Requirement – Reproduce every line of the listing as written, apart from the pictures.

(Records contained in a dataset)
..............................
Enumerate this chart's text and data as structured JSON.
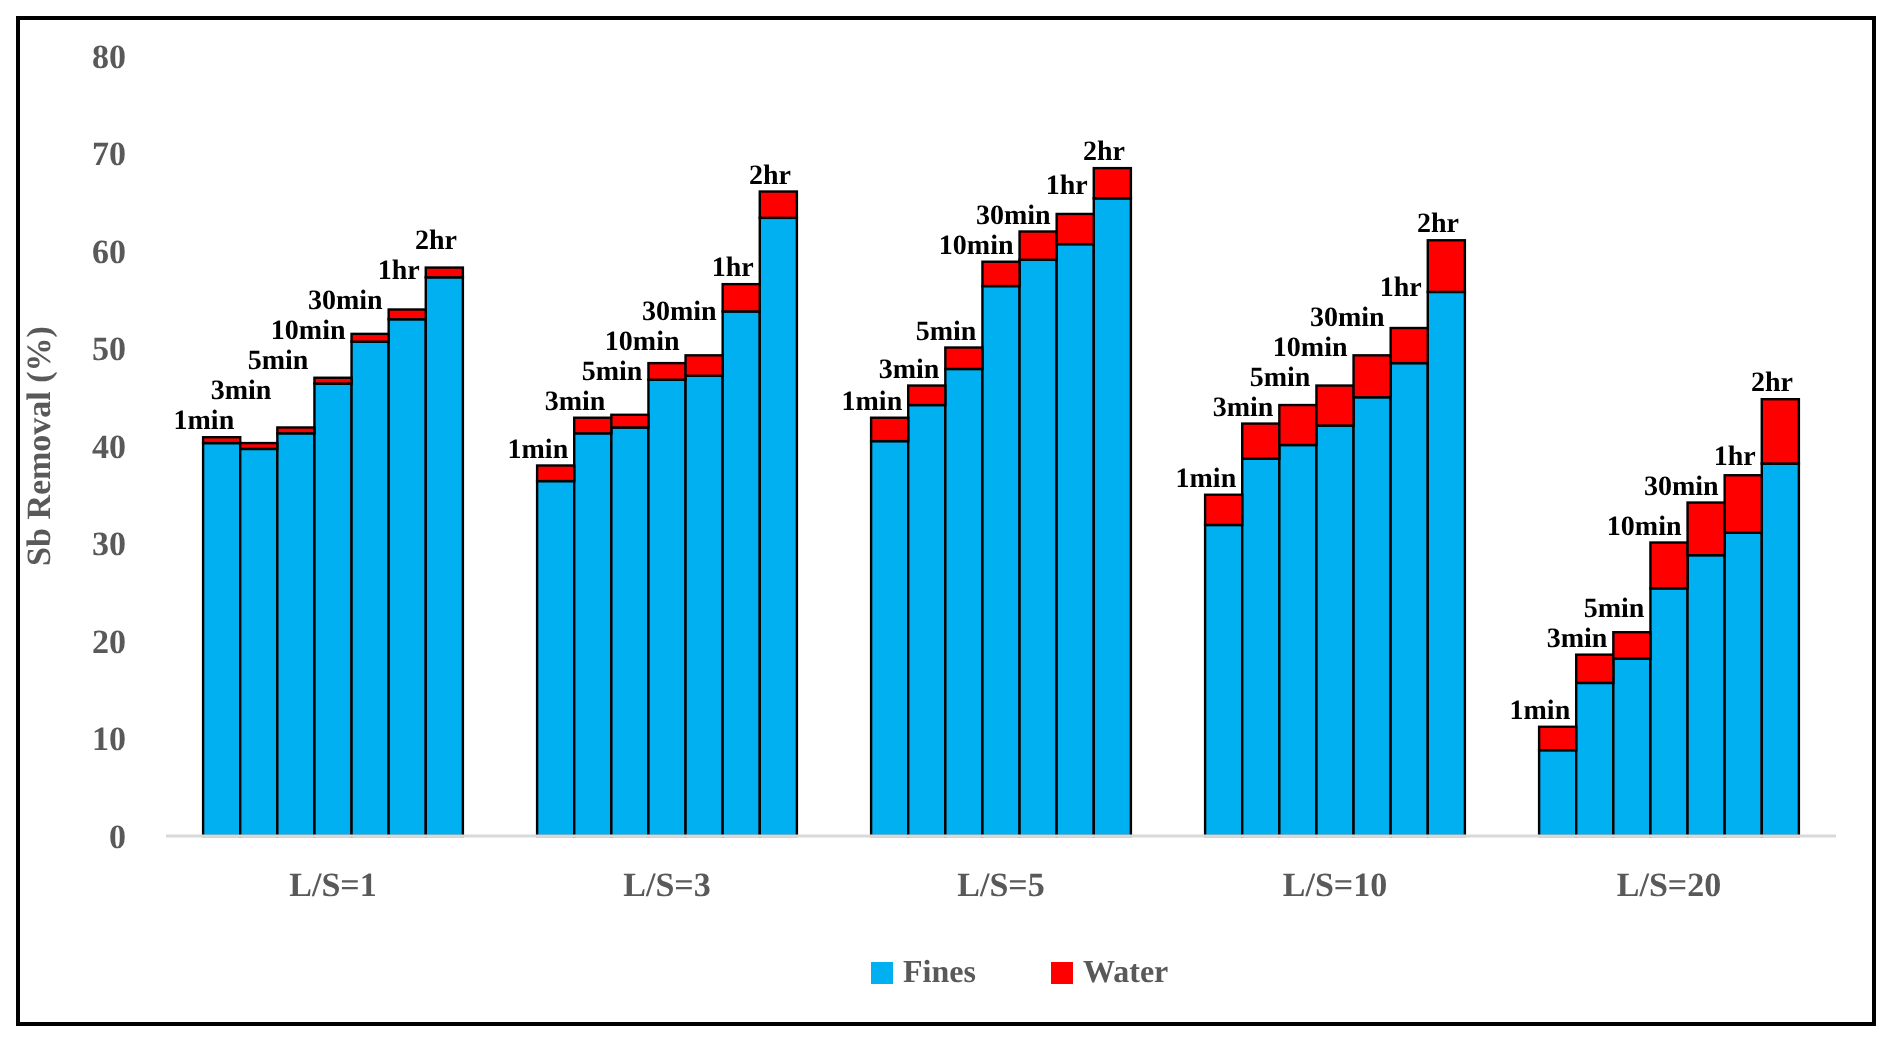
{
  "chart_data": {
    "type": "bar",
    "stacked": true,
    "ylabel": "Sb Removal (%)",
    "categories": [
      null,
      null,
      null,
      null,
      "L/S=1",
      null,
      null,
      null,
      null,
      null,
      null,
      null,
      null,
      "L/S=3",
      null,
      null,
      null,
      null,
      null,
      null,
      null,
      null,
      "L/S=5",
      null,
      null,
      null,
      null,
      null,
      null,
      null,
      null,
      "L/S=10",
      null,
      null,
      null,
      null,
      null,
      null,
      null,
      null,
      "L/S=20",
      null,
      null,
      null,
      null
    ],
    "series": [
      {
        "name": "Fines",
        "color": "#00b0f0",
        "values": [
          null,
          40.3,
          39.7,
          41.3,
          46.4,
          50.7,
          53.0,
          57.3,
          null,
          null,
          36.4,
          41.3,
          41.9,
          46.8,
          47.2,
          53.8,
          63.4,
          null,
          null,
          40.5,
          44.2,
          47.9,
          56.4,
          59.1,
          60.7,
          65.4,
          null,
          null,
          31.9,
          38.7,
          40.1,
          42.1,
          45.0,
          48.5,
          55.8,
          null,
          null,
          8.8,
          15.7,
          18.2,
          25.4,
          28.8,
          31.1,
          38.2,
          null
        ]
      },
      {
        "name": "Water",
        "color": "#ff0000",
        "values": [
          null,
          0.6,
          0.6,
          0.6,
          0.6,
          0.8,
          1.0,
          1.0,
          null,
          null,
          1.6,
          1.6,
          1.3,
          1.7,
          2.1,
          2.8,
          2.7,
          null,
          null,
          2.4,
          2.0,
          2.2,
          2.5,
          2.9,
          3.1,
          3.1,
          null,
          null,
          3.1,
          3.6,
          4.1,
          4.1,
          4.3,
          3.6,
          5.3,
          null,
          null,
          2.4,
          2.9,
          2.7,
          4.7,
          5.4,
          5.9,
          6.6,
          null
        ]
      }
    ],
    "annotations": [
      "1min",
      "3min",
      "5min",
      "10min",
      "30min",
      "1hr",
      "2hr",
      "1min",
      "3min",
      "5min",
      "10min",
      "30min",
      "1hr",
      "2hr",
      "1min",
      "3min",
      "5min",
      "10min",
      "30min",
      "1hr",
      "2hr",
      "1min",
      "3min",
      "5min",
      "10min",
      "30min",
      "1hr",
      "2hr",
      "1min",
      "3min",
      "5min",
      "10min",
      "30min",
      "1hr",
      "2hr"
    ],
    "ylim": [
      0,
      80
    ],
    "yticks": [
      0,
      10,
      20,
      30,
      40,
      50,
      60,
      70,
      80
    ],
    "grid": false,
    "legend": "bottom"
  }
}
..............................
Answer in full –
Enumerate this chart's text and data as structured JSON.
{
  "chart_data": {
    "type": "bar",
    "stacked": true,
    "ylabel": "Sb Removal (%)",
    "categories": [
      null,
      null,
      null,
      null,
      "L/S=1",
      null,
      null,
      null,
      null,
      null,
      null,
      null,
      null,
      "L/S=3",
      null,
      null,
      null,
      null,
      null,
      null,
      null,
      null,
      "L/S=5",
      null,
      null,
      null,
      null,
      null,
      null,
      null,
      null,
      "L/S=10",
      null,
      null,
      null,
      null,
      null,
      null,
      null,
      null,
      "L/S=20",
      null,
      null,
      null,
      null
    ],
    "series": [
      {
        "name": "Fines",
        "color": "#00b0f0",
        "values": [
          null,
          40.3,
          39.7,
          41.3,
          46.4,
          50.7,
          53.0,
          57.3,
          null,
          null,
          36.4,
          41.3,
          41.9,
          46.8,
          47.2,
          53.8,
          63.4,
          null,
          null,
          40.5,
          44.2,
          47.9,
          56.4,
          59.1,
          60.7,
          65.4,
          null,
          null,
          31.9,
          38.7,
          40.1,
          42.1,
          45.0,
          48.5,
          55.8,
          null,
          null,
          8.8,
          15.7,
          18.2,
          25.4,
          28.8,
          31.1,
          38.2,
          null
        ]
      },
      {
        "name": "Water",
        "color": "#ff0000",
        "values": [
          null,
          0.6,
          0.6,
          0.6,
          0.6,
          0.8,
          1.0,
          1.0,
          null,
          null,
          1.6,
          1.6,
          1.3,
          1.7,
          2.1,
          2.8,
          2.7,
          null,
          null,
          2.4,
          2.0,
          2.2,
          2.5,
          2.9,
          3.1,
          3.1,
          null,
          null,
          3.1,
          3.6,
          4.1,
          4.1,
          4.3,
          3.6,
          5.3,
          null,
          null,
          2.4,
          2.9,
          2.7,
          4.7,
          5.4,
          5.9,
          6.6,
          null
        ]
      }
    ],
    "annotations": [
      "1min",
      "3min",
      "5min",
      "10min",
      "30min",
      "1hr",
      "2hr",
      "1min",
      "3min",
      "5min",
      "10min",
      "30min",
      "1hr",
      "2hr",
      "1min",
      "3min",
      "5min",
      "10min",
      "30min",
      "1hr",
      "2hr",
      "1min",
      "3min",
      "5min",
      "10min",
      "30min",
      "1hr",
      "2hr",
      "1min",
      "3min",
      "5min",
      "10min",
      "30min",
      "1hr",
      "2hr"
    ],
    "ylim": [
      0,
      80
    ],
    "yticks": [
      0,
      10,
      20,
      30,
      40,
      50,
      60,
      70,
      80
    ],
    "grid": false,
    "legend": "bottom"
  }
}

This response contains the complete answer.